Data entries
┌──
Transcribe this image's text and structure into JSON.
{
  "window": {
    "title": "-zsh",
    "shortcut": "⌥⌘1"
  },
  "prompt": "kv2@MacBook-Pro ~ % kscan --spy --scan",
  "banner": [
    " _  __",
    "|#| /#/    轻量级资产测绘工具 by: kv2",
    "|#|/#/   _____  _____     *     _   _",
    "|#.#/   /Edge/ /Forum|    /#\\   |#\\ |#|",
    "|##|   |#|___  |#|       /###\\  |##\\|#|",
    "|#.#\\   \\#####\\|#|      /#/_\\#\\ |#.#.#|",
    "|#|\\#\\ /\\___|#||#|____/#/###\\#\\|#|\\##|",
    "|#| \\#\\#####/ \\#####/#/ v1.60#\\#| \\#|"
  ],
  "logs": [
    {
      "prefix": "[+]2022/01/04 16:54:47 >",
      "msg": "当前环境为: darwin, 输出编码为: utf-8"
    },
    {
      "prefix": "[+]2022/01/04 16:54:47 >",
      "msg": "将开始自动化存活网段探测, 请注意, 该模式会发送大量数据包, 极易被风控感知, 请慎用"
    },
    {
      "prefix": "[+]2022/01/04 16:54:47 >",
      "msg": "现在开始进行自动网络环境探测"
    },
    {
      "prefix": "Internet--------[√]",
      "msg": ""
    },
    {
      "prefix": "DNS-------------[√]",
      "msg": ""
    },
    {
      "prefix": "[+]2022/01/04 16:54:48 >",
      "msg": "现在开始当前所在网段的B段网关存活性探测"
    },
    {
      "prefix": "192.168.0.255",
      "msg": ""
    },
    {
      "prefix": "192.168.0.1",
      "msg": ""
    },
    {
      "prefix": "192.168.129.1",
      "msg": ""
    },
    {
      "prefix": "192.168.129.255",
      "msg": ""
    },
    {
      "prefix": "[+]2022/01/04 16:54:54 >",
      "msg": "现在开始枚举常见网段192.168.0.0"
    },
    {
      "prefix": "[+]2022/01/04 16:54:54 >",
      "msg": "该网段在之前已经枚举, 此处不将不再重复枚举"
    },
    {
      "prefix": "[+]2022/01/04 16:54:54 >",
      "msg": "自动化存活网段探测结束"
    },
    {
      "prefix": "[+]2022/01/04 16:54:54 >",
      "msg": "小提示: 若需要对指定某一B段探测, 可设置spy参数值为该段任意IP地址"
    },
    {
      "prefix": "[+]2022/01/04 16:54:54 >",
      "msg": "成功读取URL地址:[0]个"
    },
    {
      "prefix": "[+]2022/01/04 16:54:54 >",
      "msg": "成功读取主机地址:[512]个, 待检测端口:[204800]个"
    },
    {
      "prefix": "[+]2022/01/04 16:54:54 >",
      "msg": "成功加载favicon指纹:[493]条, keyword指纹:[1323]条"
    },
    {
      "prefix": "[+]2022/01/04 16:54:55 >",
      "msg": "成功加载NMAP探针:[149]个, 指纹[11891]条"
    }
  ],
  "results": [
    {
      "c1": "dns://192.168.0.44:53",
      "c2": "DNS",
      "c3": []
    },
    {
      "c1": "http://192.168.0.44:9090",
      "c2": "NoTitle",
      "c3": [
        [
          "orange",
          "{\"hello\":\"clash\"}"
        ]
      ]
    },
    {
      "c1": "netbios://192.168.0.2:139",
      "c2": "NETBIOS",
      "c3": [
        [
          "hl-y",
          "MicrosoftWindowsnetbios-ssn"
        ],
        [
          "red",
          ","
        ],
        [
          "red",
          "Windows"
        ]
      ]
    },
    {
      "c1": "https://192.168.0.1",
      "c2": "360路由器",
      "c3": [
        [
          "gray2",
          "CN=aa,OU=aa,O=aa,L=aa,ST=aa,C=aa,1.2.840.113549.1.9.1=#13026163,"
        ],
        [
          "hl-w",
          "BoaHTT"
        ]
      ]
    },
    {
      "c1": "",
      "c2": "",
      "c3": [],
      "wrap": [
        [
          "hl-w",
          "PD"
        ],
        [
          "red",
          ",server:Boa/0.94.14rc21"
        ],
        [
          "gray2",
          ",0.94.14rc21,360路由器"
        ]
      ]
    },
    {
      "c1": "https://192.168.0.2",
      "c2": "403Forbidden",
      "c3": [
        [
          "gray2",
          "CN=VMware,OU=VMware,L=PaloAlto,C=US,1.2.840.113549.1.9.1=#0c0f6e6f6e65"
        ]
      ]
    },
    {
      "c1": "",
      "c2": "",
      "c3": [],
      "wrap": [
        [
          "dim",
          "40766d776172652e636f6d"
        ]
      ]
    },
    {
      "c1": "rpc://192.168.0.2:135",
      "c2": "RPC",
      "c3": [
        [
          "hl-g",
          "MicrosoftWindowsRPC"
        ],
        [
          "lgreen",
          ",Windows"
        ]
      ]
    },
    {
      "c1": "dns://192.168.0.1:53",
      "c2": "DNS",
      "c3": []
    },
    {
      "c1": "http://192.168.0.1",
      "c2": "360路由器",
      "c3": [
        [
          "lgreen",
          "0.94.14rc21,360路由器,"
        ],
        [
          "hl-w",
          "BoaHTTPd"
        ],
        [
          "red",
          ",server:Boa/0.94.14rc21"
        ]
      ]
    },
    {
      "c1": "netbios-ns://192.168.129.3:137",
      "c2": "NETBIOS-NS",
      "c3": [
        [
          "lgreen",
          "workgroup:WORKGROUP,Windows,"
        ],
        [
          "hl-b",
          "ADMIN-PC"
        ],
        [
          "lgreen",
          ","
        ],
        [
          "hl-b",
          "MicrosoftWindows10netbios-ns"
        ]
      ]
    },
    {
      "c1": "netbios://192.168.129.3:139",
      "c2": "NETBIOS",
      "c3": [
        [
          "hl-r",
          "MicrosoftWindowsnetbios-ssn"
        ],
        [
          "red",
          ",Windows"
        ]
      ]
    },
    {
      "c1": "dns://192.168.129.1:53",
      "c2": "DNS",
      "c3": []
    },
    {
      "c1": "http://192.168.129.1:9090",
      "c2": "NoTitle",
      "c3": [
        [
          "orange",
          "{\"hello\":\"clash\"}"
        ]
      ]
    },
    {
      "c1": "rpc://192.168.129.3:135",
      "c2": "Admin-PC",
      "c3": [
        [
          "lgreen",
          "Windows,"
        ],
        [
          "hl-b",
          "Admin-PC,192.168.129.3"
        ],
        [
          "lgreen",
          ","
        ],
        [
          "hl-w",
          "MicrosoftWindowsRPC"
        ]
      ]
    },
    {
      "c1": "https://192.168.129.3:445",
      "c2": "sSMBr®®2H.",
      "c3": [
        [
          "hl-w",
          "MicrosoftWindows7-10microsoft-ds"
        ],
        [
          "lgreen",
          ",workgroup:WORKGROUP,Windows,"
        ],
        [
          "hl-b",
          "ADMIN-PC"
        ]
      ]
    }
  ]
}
└──
* WRITTEN TASK
Take every line from the records above that has the word "workgroup" and copy it.

* TASK OUTPUT
          "workgroup:WORKGROUP,Windows,"
          ",workgroup:WORKGROUP,Windows,"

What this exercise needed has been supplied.